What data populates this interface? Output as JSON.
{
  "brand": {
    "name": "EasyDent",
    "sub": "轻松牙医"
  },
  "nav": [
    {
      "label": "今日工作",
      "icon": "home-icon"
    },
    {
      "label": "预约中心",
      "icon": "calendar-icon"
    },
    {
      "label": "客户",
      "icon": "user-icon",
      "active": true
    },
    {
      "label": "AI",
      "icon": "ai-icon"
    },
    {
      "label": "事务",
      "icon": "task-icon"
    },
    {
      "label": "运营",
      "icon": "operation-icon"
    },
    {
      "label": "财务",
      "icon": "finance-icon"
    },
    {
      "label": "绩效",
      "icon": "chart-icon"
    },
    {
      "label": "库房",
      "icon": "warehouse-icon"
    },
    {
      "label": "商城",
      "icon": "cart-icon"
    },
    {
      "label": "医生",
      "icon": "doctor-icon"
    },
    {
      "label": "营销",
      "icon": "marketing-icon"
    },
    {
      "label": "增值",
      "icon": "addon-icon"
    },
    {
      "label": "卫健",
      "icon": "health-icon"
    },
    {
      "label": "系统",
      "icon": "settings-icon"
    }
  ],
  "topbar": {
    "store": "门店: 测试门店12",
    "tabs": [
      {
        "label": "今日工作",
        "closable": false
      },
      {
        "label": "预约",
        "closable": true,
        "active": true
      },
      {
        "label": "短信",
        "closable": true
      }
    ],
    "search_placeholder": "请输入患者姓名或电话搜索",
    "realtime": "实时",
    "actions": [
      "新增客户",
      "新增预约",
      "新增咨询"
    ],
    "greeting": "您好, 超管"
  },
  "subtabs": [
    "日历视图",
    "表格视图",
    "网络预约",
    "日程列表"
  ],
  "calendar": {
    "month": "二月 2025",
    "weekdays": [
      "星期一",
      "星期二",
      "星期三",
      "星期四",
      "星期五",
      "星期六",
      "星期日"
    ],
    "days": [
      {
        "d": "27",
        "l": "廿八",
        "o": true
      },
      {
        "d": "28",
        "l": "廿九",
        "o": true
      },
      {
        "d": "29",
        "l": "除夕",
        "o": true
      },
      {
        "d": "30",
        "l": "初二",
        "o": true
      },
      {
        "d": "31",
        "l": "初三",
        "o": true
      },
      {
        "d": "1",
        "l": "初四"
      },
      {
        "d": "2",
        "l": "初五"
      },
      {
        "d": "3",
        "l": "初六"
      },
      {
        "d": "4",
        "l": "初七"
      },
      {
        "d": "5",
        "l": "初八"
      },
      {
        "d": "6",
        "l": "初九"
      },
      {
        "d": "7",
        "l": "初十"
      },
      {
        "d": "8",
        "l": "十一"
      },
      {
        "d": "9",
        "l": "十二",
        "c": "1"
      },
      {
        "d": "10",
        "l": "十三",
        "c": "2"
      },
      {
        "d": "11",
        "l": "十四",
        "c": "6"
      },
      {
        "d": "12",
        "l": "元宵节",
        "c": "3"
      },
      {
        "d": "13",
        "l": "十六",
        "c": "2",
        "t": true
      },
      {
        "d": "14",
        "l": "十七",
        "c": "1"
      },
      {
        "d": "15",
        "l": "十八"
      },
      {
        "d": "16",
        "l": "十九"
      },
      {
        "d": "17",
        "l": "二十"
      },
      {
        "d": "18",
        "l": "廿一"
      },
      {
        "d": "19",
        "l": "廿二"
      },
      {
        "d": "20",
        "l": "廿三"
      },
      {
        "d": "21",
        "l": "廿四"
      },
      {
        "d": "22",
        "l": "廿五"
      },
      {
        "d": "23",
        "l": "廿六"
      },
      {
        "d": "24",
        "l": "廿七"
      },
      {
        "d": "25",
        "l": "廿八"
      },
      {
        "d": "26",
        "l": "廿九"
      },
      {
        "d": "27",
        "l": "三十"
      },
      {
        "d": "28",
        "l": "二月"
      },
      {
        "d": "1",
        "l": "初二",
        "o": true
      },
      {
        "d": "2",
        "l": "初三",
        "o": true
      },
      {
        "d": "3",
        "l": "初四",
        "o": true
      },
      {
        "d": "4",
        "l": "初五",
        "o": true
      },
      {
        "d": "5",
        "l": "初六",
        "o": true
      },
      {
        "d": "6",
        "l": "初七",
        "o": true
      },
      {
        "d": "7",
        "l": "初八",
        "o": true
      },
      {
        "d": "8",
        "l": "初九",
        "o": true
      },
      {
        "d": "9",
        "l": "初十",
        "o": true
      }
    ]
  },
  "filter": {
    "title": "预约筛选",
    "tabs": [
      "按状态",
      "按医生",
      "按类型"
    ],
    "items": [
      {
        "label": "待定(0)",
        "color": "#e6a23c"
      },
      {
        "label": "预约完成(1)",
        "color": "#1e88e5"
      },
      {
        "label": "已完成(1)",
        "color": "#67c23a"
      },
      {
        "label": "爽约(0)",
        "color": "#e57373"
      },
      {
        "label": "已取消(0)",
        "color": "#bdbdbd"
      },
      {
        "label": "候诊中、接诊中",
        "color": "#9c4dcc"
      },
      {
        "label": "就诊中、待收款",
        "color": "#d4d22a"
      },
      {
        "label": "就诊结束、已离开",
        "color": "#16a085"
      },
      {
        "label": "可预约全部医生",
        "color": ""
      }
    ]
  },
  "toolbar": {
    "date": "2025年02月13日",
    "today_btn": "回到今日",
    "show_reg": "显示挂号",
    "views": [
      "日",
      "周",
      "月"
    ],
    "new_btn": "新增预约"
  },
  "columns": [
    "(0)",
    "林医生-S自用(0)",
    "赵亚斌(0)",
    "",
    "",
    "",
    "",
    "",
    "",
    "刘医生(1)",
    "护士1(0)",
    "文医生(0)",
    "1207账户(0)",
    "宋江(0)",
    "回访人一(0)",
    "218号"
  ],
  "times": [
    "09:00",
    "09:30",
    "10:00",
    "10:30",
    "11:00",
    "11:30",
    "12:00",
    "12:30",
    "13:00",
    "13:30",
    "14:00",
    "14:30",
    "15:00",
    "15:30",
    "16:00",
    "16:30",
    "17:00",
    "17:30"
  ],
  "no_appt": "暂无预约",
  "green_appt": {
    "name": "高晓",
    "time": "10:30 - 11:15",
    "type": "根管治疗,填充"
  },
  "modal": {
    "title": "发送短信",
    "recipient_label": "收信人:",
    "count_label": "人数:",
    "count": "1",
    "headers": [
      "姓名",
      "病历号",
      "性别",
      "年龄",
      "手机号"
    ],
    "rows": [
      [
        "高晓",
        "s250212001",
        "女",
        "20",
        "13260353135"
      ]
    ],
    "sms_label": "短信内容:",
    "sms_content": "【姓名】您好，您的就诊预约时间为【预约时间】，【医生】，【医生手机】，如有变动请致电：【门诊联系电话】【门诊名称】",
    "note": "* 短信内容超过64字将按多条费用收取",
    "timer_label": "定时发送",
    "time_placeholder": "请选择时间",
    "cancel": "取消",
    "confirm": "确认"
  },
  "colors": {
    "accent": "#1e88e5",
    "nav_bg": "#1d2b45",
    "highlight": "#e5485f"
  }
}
════════
= What the exercise asks =
Every record above should be output exactly.

= Expected output =
What data populates this interface? Output as JSON.
{
  "brand": {
    "name": "EasyDent",
    "sub": "轻松牙医"
  },
  "nav": [
    {
      "label": "今日工作",
      "icon": "home-icon"
    },
    {
      "label": "预约中心",
      "icon": "calendar-icon"
    },
    {
      "label": "客户",
      "icon": "user-icon",
      "active": true
    },
    {
      "label": "AI",
      "icon": "ai-icon"
    },
    {
      "label": "事务",
      "icon": "task-icon"
    },
    {
      "label": "运营",
      "icon": "operation-icon"
    },
    {
      "label": "财务",
      "icon": "finance-icon"
    },
    {
      "label": "绩效",
      "icon": "chart-icon"
    },
    {
      "label": "库房",
      "icon": "warehouse-icon"
    },
    {
      "label": "商城",
      "icon": "cart-icon"
    },
    {
      "label": "医生",
      "icon": "doctor-icon"
    },
    {
      "label": "营销",
      "icon": "marketing-icon"
    },
    {
      "label": "增值",
      "icon": "addon-icon"
    },
    {
      "label": "卫健",
      "icon": "health-icon"
    },
    {
      "label": "系统",
      "icon": "settings-icon"
    }
  ],
  "topbar": {
    "store": "门店: 测试门店12",
    "tabs": [
      {
        "label": "今日工作",
        "closable": false
      },
      {
        "label": "预约",
        "closable": true,
        "active": true
      },
      {
        "label": "短信",
        "closable": true
      }
    ],
    "search_placeholder": "请输入患者姓名或电话搜索",
    "realtime": "实时",
    "actions": [
      "新增客户",
      "新增预约",
      "新增咨询"
    ],
    "greeting": "您好, 超管"
  },
  "subtabs": [
    "日历视图",
    "表格视图",
    "网络预约",
    "日程列表"
  ],
  "calendar": {
    "month": "二月 2025",
    "weekdays": [
      "星期一",
      "星期二",
      "星期三",
      "星期四",
      "星期五",
      "星期六",
      "星期日"
    ],
    "days": [
      {
        "d": "27",
        "l": "廿八",
        "o": true
      },
      {
        "d": "28",
        "l": "廿九",
        "o": true
      },
      {
        "d": "29",
        "l": "除夕",
        "o": true
      },
      {
        "d": "30",
        "l": "初二",
        "o": true
      },
      {
        "d": "31",
        "l": "初三",
        "o": true
      },
      {
        "d": "1",
        "l": "初四"
      },
      {
        "d": "2",
        "l": "初五"
      },
      {
        "d": "3",
        "l": "初六"
      },
      {
        "d": "4",
        "l": "初七"
      },
      {
        "d": "5",
        "l": "初八"
      },
      {
        "d": "6",
        "l": "初九"
      },
      {
        "d": "7",
        "l": "初十"
      },
      {
        "d": "8",
        "l": "十一"
      },
      {
        "d": "9",
        "l": "十二",
        "c": "1"
      },
      {
        "d": "10",
        "l": "十三",
        "c": "2"
      },
      {
        "d": "11",
        "l": "十四",
        "c": "6"
      },
      {
        "d": "12",
        "l": "元宵节",
        "c": "3"
      },
      {
        "d": "13",
        "l": "十六",
        "c": "2",
        "t": true
      },
      {
        "d": "14",
        "l": "十七",
        "c": "1"
      },
      {
        "d": "15",
        "l": "十八"
      },
      {
        "d": "16",
        "l": "十九"
      },
      {
        "d": "17",
        "l": "二十"
      },
      {
        "d": "18",
        "l": "廿一"
      },
      {
        "d": "19",
        "l": "廿二"
      },
      {
        "d": "20",
        "l": "廿三"
      },
      {
        "d": "21",
        "l": "廿四"
      },
      {
        "d": "22",
        "l": "廿五"
      },
      {
        "d": "23",
        "l": "廿六"
      },
      {
        "d": "24",
        "l": "廿七"
      },
      {
        "d": "25",
        "l": "廿八"
      },
      {
        "d": "26",
        "l": "廿九"
      },
      {
        "d": "27",
        "l": "三十"
      },
      {
        "d": "28",
        "l": "二月"
      },
      {
        "d": "1",
        "l": "初二",
        "o": true
      },
      {
        "d": "2",
        "l": "初三",
        "o": true
      },
      {
        "d": "3",
        "l": "初四",
        "o": true
      },
      {
        "d": "4",
        "l": "初五",
        "o": true
      },
      {
        "d": "5",
        "l": "初六",
        "o": true
      },
      {
        "d": "6",
        "l": "初七",
        "o": true
      },
      {
        "d": "7",
        "l": "初八",
        "o": true
      },
      {
        "d": "8",
        "l": "初九",
        "o": true
      },
      {
        "d": "9",
        "l": "初十",
        "o": true
      }
    ]
  },
  "filter": {
    "title": "预约筛选",
    "tabs": [
      "按状态",
      "按医生",
      "按类型"
    ],
    "items": [
      {
        "label": "待定(0)",
        "color": "#e6a23c"
      },
      {
        "label": "预约完成(1)",
        "color": "#1e88e5"
      },
      {
        "label": "已完成(1)",
        "color": "#67c23a"
      },
      {
        "label": "爽约(0)",
        "color": "#e57373"
      },
      {
        "label": "已取消(0)",
        "color": "#bdbdbd"
      },
      {
        "label": "候诊中、接诊中",
        "color": "#9c4dcc"
      },
      {
        "label": "就诊中、待收款",
        "color": "#d4d22a"
      },
      {
        "label": "就诊结束、已离开",
        "color": "#16a085"
      },
      {
        "label": "可预约全部医生",
        "color": ""
      }
    ]
  },
  "toolbar": {
    "date": "2025年02月13日",
    "today_btn": "回到今日",
    "show_reg": "显示挂号",
    "views": [
      "日",
      "周",
      "月"
    ],
    "new_btn": "新增预约"
  },
  "columns": [
    "(0)",
    "林医生-S自用(0)",
    "赵亚斌(0)",
    "",
    "",
    "",
    "",
    "",
    "",
    "刘医生(1)",
    "护士1(0)",
    "文医生(0)",
    "1207账户(0)",
    "宋江(0)",
    "回访人一(0)",
    "218号"
  ],
  "times": [
    "09:00",
    "09:30",
    "10:00",
    "10:30",
    "11:00",
    "11:30",
    "12:00",
    "12:30",
    "13:00",
    "13:30",
    "14:00",
    "14:30",
    "15:00",
    "15:30",
    "16:00",
    "16:30",
    "17:00",
    "17:30"
  ],
  "no_appt": "暂无预约",
  "green_appt": {
    "name": "高晓",
    "time": "10:30 - 11:15",
    "type": "根管治疗,填充"
  },
  "modal": {
    "title": "发送短信",
    "recipient_label": "收信人:",
    "count_label": "人数:",
    "count": "1",
    "headers": [
      "姓名",
      "病历号",
      "性别",
      "年龄",
      "手机号"
    ],
    "rows": [
      [
        "高晓",
        "s250212001",
        "女",
        "20",
        "13260353135"
      ]
    ],
    "sms_label": "短信内容:",
    "sms_content": "【姓名】您好，您的就诊预约时间为【预约时间】，【医生】，【医生手机】，如有变动请致电：【门诊联系电话】【门诊名称】",
    "note": "* 短信内容超过64字将按多条费用收取",
    "timer_label": "定时发送",
    "time_placeholder": "请选择时间",
    "cancel": "取消",
    "confirm": "确认"
  },
  "colors": {
    "accent": "#1e88e5",
    "nav_bg": "#1d2b45",
    "highlight": "#e5485f"
  }
}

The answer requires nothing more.